■ Task material ■
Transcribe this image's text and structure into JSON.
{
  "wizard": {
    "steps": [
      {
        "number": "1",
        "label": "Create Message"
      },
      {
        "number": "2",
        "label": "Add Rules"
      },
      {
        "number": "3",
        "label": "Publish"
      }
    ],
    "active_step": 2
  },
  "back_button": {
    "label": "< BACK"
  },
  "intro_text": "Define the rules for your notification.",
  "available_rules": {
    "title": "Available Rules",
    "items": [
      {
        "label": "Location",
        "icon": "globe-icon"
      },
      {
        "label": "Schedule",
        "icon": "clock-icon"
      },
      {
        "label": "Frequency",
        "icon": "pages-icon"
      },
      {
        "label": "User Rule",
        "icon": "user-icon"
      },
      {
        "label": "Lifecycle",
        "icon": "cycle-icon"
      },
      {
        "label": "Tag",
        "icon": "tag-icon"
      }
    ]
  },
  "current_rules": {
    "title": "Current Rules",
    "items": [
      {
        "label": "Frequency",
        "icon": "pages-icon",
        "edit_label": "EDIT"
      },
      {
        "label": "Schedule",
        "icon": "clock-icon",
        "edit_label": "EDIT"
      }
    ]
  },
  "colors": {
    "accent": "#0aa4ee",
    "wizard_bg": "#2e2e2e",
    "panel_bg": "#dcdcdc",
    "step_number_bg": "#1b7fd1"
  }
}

■ Work required ■
Print the records above exactly as they appear.

■ Answer to this problem ■
Transcribe this image's text and structure into JSON.
{
  "wizard": {
    "steps": [
      {
        "number": "1",
        "label": "Create Message"
      },
      {
        "number": "2",
        "label": "Add Rules"
      },
      {
        "number": "3",
        "label": "Publish"
      }
    ],
    "active_step": 2
  },
  "back_button": {
    "label": "< BACK"
  },
  "intro_text": "Define the rules for your notification.",
  "available_rules": {
    "title": "Available Rules",
    "items": [
      {
        "label": "Location",
        "icon": "globe-icon"
      },
      {
        "label": "Schedule",
        "icon": "clock-icon"
      },
      {
        "label": "Frequency",
        "icon": "pages-icon"
      },
      {
        "label": "User Rule",
        "icon": "user-icon"
      },
      {
        "label": "Lifecycle",
        "icon": "cycle-icon"
      },
      {
        "label": "Tag",
        "icon": "tag-icon"
      }
    ]
  },
  "current_rules": {
    "title": "Current Rules",
    "items": [
      {
        "label": "Frequency",
        "icon": "pages-icon",
        "edit_label": "EDIT"
      },
      {
        "label": "Schedule",
        "icon": "clock-icon",
        "edit_label": "EDIT"
      }
    ]
  },
  "colors": {
    "accent": "#0aa4ee",
    "wizard_bg": "#2e2e2e",
    "panel_bg": "#dcdcdc",
    "step_number_bg": "#1b7fd1"
  }
}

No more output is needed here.